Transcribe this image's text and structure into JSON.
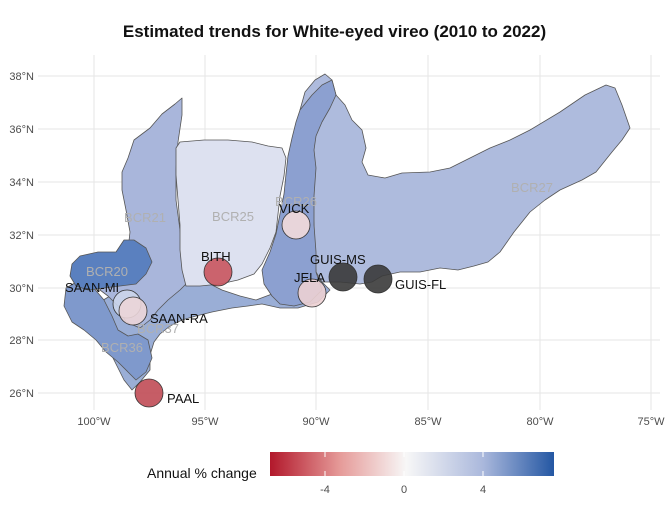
{
  "title": "Estimated trends for White-eyed vireo (2010 to 2022)",
  "axes": {
    "lat_ticks": [
      "26°N",
      "28°N",
      "30°N",
      "32°N",
      "34°N",
      "36°N",
      "38°N"
    ],
    "lon_ticks": [
      "100°W",
      "95°W",
      "90°W",
      "85°W",
      "80°W",
      "75°W"
    ]
  },
  "regions": [
    {
      "id": "BCR20",
      "label": "BCR20",
      "color": "#5a80bf"
    },
    {
      "id": "BCR21",
      "label": "BCR21",
      "color": "#a9b6db"
    },
    {
      "id": "BCR25",
      "label": "BCR25",
      "color": "#dde1f0"
    },
    {
      "id": "BCR26",
      "label": "BCR26",
      "color": "#8ca0d0"
    },
    {
      "id": "BCR27",
      "label": "BCR27",
      "color": "#aebbdd"
    },
    {
      "id": "BCR36",
      "label": "BCR36",
      "color": "#7f99cc"
    },
    {
      "id": "BCR37",
      "label": "BCR37",
      "color": "#9aaed6"
    }
  ],
  "sites": [
    {
      "id": "VICK",
      "label": "VICK",
      "color": "#f2dada"
    },
    {
      "id": "BITH",
      "label": "BITH",
      "color": "#c9555e"
    },
    {
      "id": "GUIS-MS",
      "label": "GUIS-MS",
      "color": "#3a3a3a"
    },
    {
      "id": "GUIS-FL",
      "label": "GUIS-FL",
      "color": "#3a3a3a"
    },
    {
      "id": "JELA",
      "label": "JELA",
      "color": "#ecd0d3"
    },
    {
      "id": "SAAN-MI",
      "label": "SAAN-MI",
      "color": "#cbd5ea"
    },
    {
      "id": "SAAN-RA",
      "label": "SAAN-RA",
      "color": "#ebd5d8"
    },
    {
      "id": "PAAL",
      "label": "PAAL",
      "color": "#c04b55"
    }
  ],
  "legend": {
    "title": "Annual % change",
    "ticks": [
      "-4",
      "0",
      "4"
    ],
    "colors": [
      "#b2182b",
      "#e69c9a",
      "#f7f7f7",
      "#aab8dc",
      "#2457a3"
    ]
  }
}
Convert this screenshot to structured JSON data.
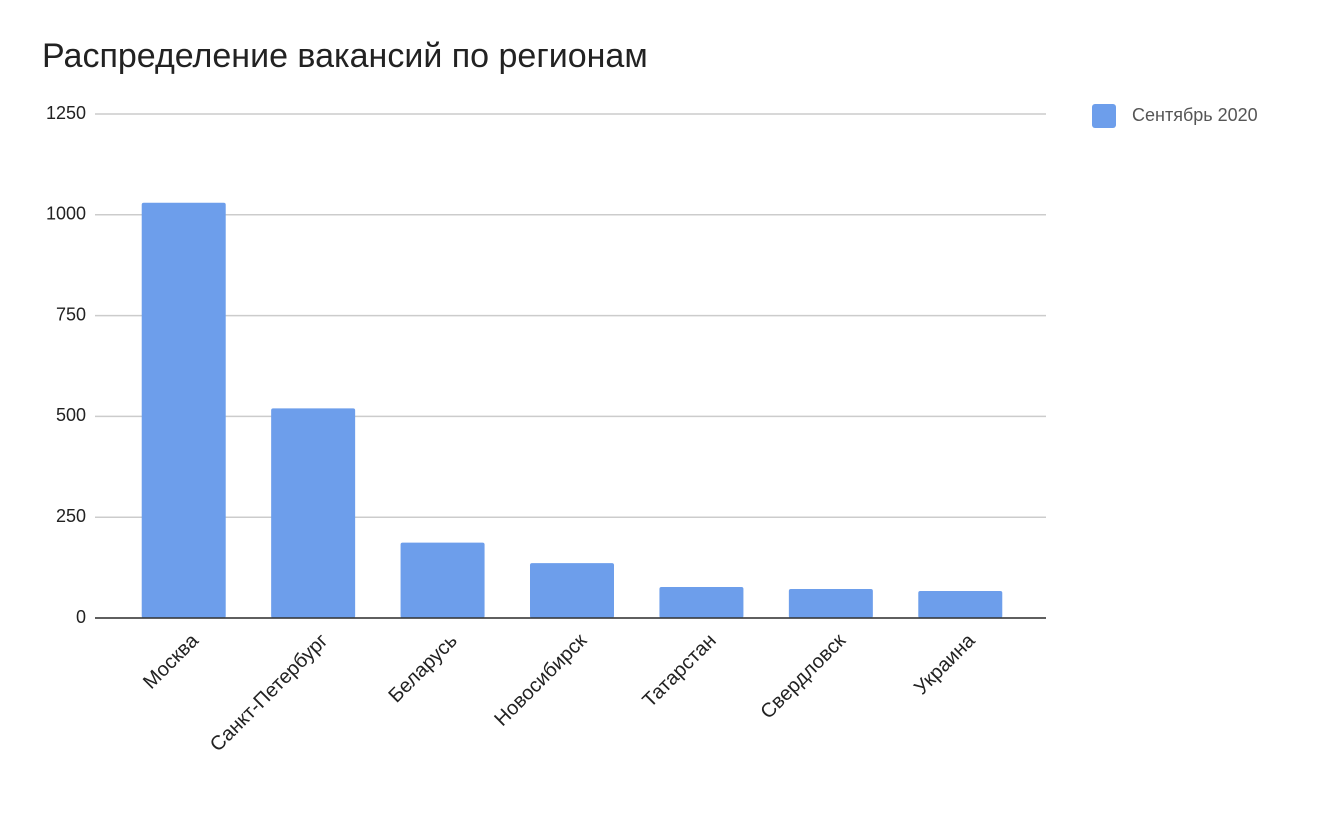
{
  "chart_data": {
    "type": "bar",
    "title": "Распределение вакансий по регионам",
    "categories": [
      "Москва",
      "Санкт-Петербург",
      "Беларусь",
      "Новосибирск",
      "Татарстан",
      "Свердловск",
      "Украина"
    ],
    "series": [
      {
        "name": "Сентябрь 2020",
        "color": "#6d9eeb",
        "values": [
          1030,
          520,
          187,
          136,
          77,
          72,
          67
        ]
      }
    ],
    "ylim": [
      0,
      1250
    ],
    "yticks": [
      0,
      250,
      500,
      750,
      1000,
      1250
    ],
    "grid": true,
    "legend": "right"
  }
}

## PROBLEM DETAILS
Retype everything in the material word for word, minus pictures.

## REPLY TO THE TASK
Transcribe this image's text and structure into JSON.
{
  "title": "Estimated trends for White-eyed vireo (2010 to 2022)",
  "axes": {
    "lat_ticks": [
      "26°N",
      "28°N",
      "30°N",
      "32°N",
      "34°N",
      "36°N",
      "38°N"
    ],
    "lon_ticks": [
      "100°W",
      "95°W",
      "90°W",
      "85°W",
      "80°W",
      "75°W"
    ]
  },
  "regions": [
    {
      "id": "BCR20",
      "label": "BCR20",
      "color": "#5a80bf"
    },
    {
      "id": "BCR21",
      "label": "BCR21",
      "color": "#a9b6db"
    },
    {
      "id": "BCR25",
      "label": "BCR25",
      "color": "#dde1f0"
    },
    {
      "id": "BCR26",
      "label": "BCR26",
      "color": "#8ca0d0"
    },
    {
      "id": "BCR27",
      "label": "BCR27",
      "color": "#aebbdd"
    },
    {
      "id": "BCR36",
      "label": "BCR36",
      "color": "#7f99cc"
    },
    {
      "id": "BCR37",
      "label": "BCR37",
      "color": "#9aaed6"
    }
  ],
  "sites": [
    {
      "id": "VICK",
      "label": "VICK",
      "color": "#f2dada"
    },
    {
      "id": "BITH",
      "label": "BITH",
      "color": "#c9555e"
    },
    {
      "id": "GUIS-MS",
      "label": "GUIS-MS",
      "color": "#3a3a3a"
    },
    {
      "id": "GUIS-FL",
      "label": "GUIS-FL",
      "color": "#3a3a3a"
    },
    {
      "id": "JELA",
      "label": "JELA",
      "color": "#ecd0d3"
    },
    {
      "id": "SAAN-MI",
      "label": "SAAN-MI",
      "color": "#cbd5ea"
    },
    {
      "id": "SAAN-RA",
      "label": "SAAN-RA",
      "color": "#ebd5d8"
    },
    {
      "id": "PAAL",
      "label": "PAAL",
      "color": "#c04b55"
    }
  ],
  "legend": {
    "title": "Annual % change",
    "ticks": [
      "-4",
      "0",
      "4"
    ],
    "colors": [
      "#b2182b",
      "#e69c9a",
      "#f7f7f7",
      "#aab8dc",
      "#2457a3"
    ]
  }
}
Convert this screenshot to structured JSON data.
{
  "chart_data": {
    "type": "bar",
    "title": "Распределение вакансий по регионам",
    "categories": [
      "Москва",
      "Санкт-Петербург",
      "Беларусь",
      "Новосибирск",
      "Татарстан",
      "Свердловск",
      "Украина"
    ],
    "series": [
      {
        "name": "Сентябрь 2020",
        "color": "#6d9eeb",
        "values": [
          1030,
          520,
          187,
          136,
          77,
          72,
          67
        ]
      }
    ],
    "ylim": [
      0,
      1250
    ],
    "yticks": [
      0,
      250,
      500,
      750,
      1000,
      1250
    ],
    "grid": true,
    "legend": "right"
  }
}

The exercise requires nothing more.